+++ Given records +++

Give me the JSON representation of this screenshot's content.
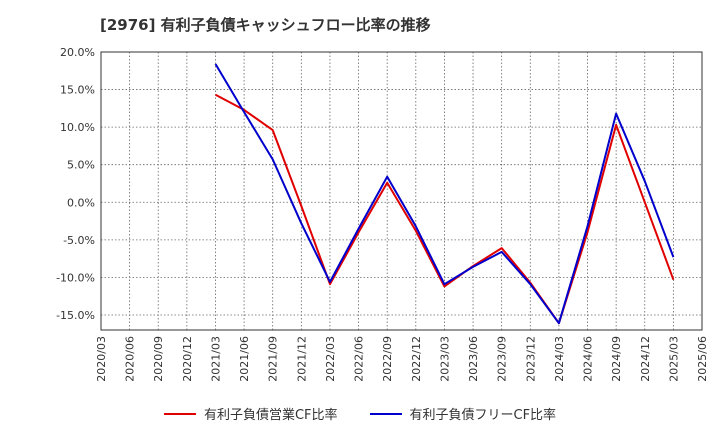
{
  "chart_data": {
    "type": "line",
    "title": "[2976]  有利子負債キャッシュフロー比率の推移",
    "x": [
      "2020/03",
      "2020/06",
      "2020/09",
      "2020/12",
      "2021/03",
      "2021/06",
      "2021/09",
      "2021/12",
      "2022/03",
      "2022/06",
      "2022/09",
      "2022/12",
      "2023/03",
      "2023/06",
      "2023/09",
      "2023/12",
      "2024/03",
      "2024/06",
      "2024/09",
      "2024/12",
      "2025/03",
      "2025/06"
    ],
    "ylim": [
      -17,
      20
    ],
    "yticks": [
      20,
      15,
      10,
      5,
      0,
      -5,
      -10,
      -15
    ],
    "ytick_labels": [
      "20.0%",
      "15.0%",
      "10.0%",
      "5.0%",
      "0.0%",
      "-5.0%",
      "-10.0%",
      "-15.0%"
    ],
    "grid": true,
    "legend_position": "bottom",
    "series": [
      {
        "name": "有利子負債営業CF比率",
        "color": "#e00000",
        "values": [
          null,
          null,
          null,
          null,
          14.3,
          12.3,
          9.6,
          -0.5,
          -10.9,
          -4.0,
          2.6,
          -3.8,
          -11.2,
          -8.5,
          -6.1,
          -10.7,
          -16.1,
          -4.0,
          10.3,
          0.0,
          -10.3,
          null
        ]
      },
      {
        "name": "有利子負債フリーCF比率",
        "color": "#0000cc",
        "values": [
          null,
          null,
          null,
          null,
          18.4,
          12.0,
          5.7,
          -2.8,
          -10.6,
          -3.5,
          3.4,
          -3.2,
          -10.9,
          -8.6,
          -6.6,
          -10.9,
          -16.1,
          -3.2,
          11.8,
          2.8,
          -7.3,
          null
        ]
      }
    ]
  }
}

+++

Pictures in the records should not appear in your copy, but everything else must be transcribed exactly.

▶ [Response]
Give me the JSON representation of this screenshot's content.
{
  "chart_data": {
    "type": "line",
    "title": "[2976]  有利子負債キャッシュフロー比率の推移",
    "x": [
      "2020/03",
      "2020/06",
      "2020/09",
      "2020/12",
      "2021/03",
      "2021/06",
      "2021/09",
      "2021/12",
      "2022/03",
      "2022/06",
      "2022/09",
      "2022/12",
      "2023/03",
      "2023/06",
      "2023/09",
      "2023/12",
      "2024/03",
      "2024/06",
      "2024/09",
      "2024/12",
      "2025/03",
      "2025/06"
    ],
    "ylim": [
      -17,
      20
    ],
    "yticks": [
      20,
      15,
      10,
      5,
      0,
      -5,
      -10,
      -15
    ],
    "ytick_labels": [
      "20.0%",
      "15.0%",
      "10.0%",
      "5.0%",
      "0.0%",
      "-5.0%",
      "-10.0%",
      "-15.0%"
    ],
    "grid": true,
    "legend_position": "bottom",
    "series": [
      {
        "name": "有利子負債営業CF比率",
        "color": "#e00000",
        "values": [
          null,
          null,
          null,
          null,
          14.3,
          12.3,
          9.6,
          -0.5,
          -10.9,
          -4.0,
          2.6,
          -3.8,
          -11.2,
          -8.5,
          -6.1,
          -10.7,
          -16.1,
          -4.0,
          10.3,
          0.0,
          -10.3,
          null
        ]
      },
      {
        "name": "有利子負債フリーCF比率",
        "color": "#0000cc",
        "values": [
          null,
          null,
          null,
          null,
          18.4,
          12.0,
          5.7,
          -2.8,
          -10.6,
          -3.5,
          3.4,
          -3.2,
          -10.9,
          -8.6,
          -6.6,
          -10.9,
          -16.1,
          -3.2,
          11.8,
          2.8,
          -7.3,
          null
        ]
      }
    ]
  }
}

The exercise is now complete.